→ **Objectif**:
Recopiez intégralement, sans la moindre modification, le récit ci-dessous de l'arrivée à vélo à Meaux.

Mais pas le temps de nous attarder plus longtemps. Une nouvelle fois, nous avons repris les vélos. Les muscles devenaient plus lourds, moins souples. Le soleil était plus cruel, moins accueillant. Mais nous étions encouragés par la douce certitude que la destination finale n'était plus qu'à une dizaine de kilomètres seulement. Enfin, la cathédrale de Meaux, en contrebas du canal, nous a fait signe. Une dernière fois, nous avons posé les vélos contre une grille. Dans l'immense cathédrale, un homme se faisait ordonner prêtre et on entendait les chants de la magnifique chorale jusque dans la rue. Nous nous sommes assis sur un banc, dans le petit jardin à côté de l'église, entre un vieux couple qui nous regardait et deux vagabonds qui entamaient leur troisième bouteille de vin de la journée. En silence, nous avons écouté nos muscles endoloris, un peu honteux d'être si sales, si fatigués. Il a dit : J'ai mal aux fesses ! J'ai dit : J'ai mal aux mains et aux jambes !

→ **Extrait source**:
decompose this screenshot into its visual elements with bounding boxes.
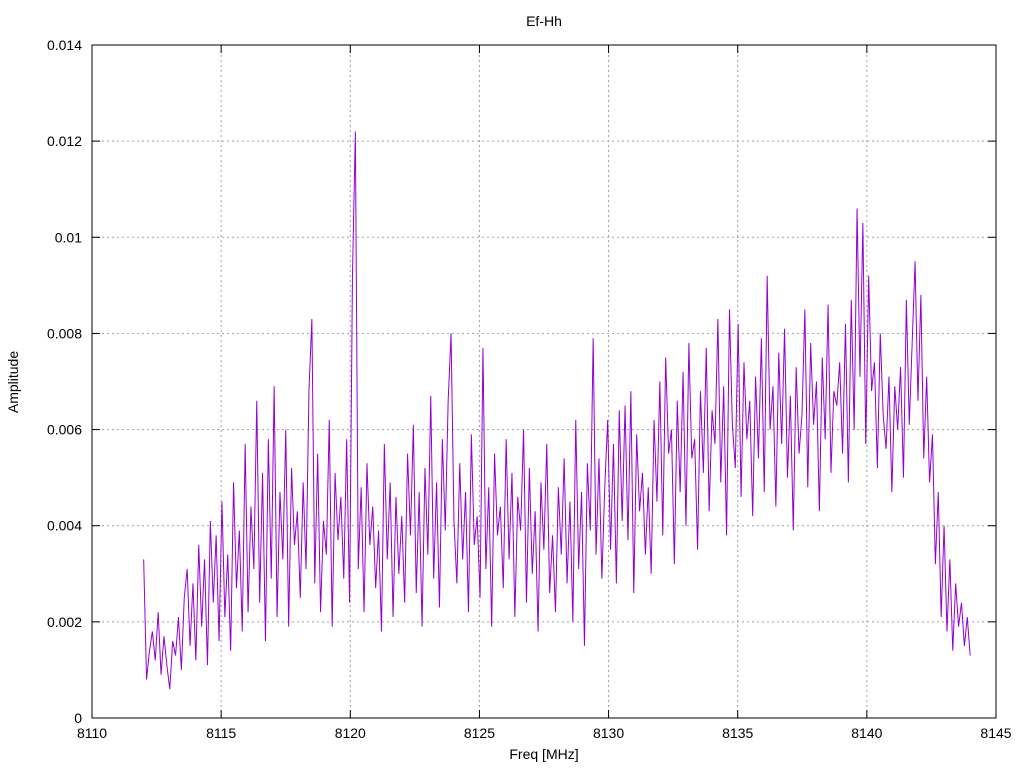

→ **Réponse ci-dessous**:
Mais pas le temps de nous attarder plus longtemps. Une nouvelle fois, nous avons repris les vélos. Les muscles devenaient plus lourds, moins souples. Le soleil était plus cruel, moins accueillant. Mais nous étions encouragés par la douce certitude que la destination finale n'était plus qu'à une dizaine de kilomètres seulement. Enfin, la cathédrale de Meaux, en contrebas du canal, nous a fait signe. Une dernière fois, nous avons posé les vélos contre une grille. Dans l'immense cathédrale, un homme se faisait ordonner prêtre et on entendait les chants de la magnifique chorale jusque dans la rue. Nous nous sommes assis sur un banc, dans le petit jardin à côté de l'église, entre un vieux couple qui nous regardait et deux vagabonds qui entamaient leur troisième bouteille de vin de la journée. En silence, nous avons écouté nos muscles endoloris, un peu honteux d'être si sales, si fatigués. Il a dit : J'ai mal aux fesses ! J'ai dit : J'ai mal aux mains et aux jambes !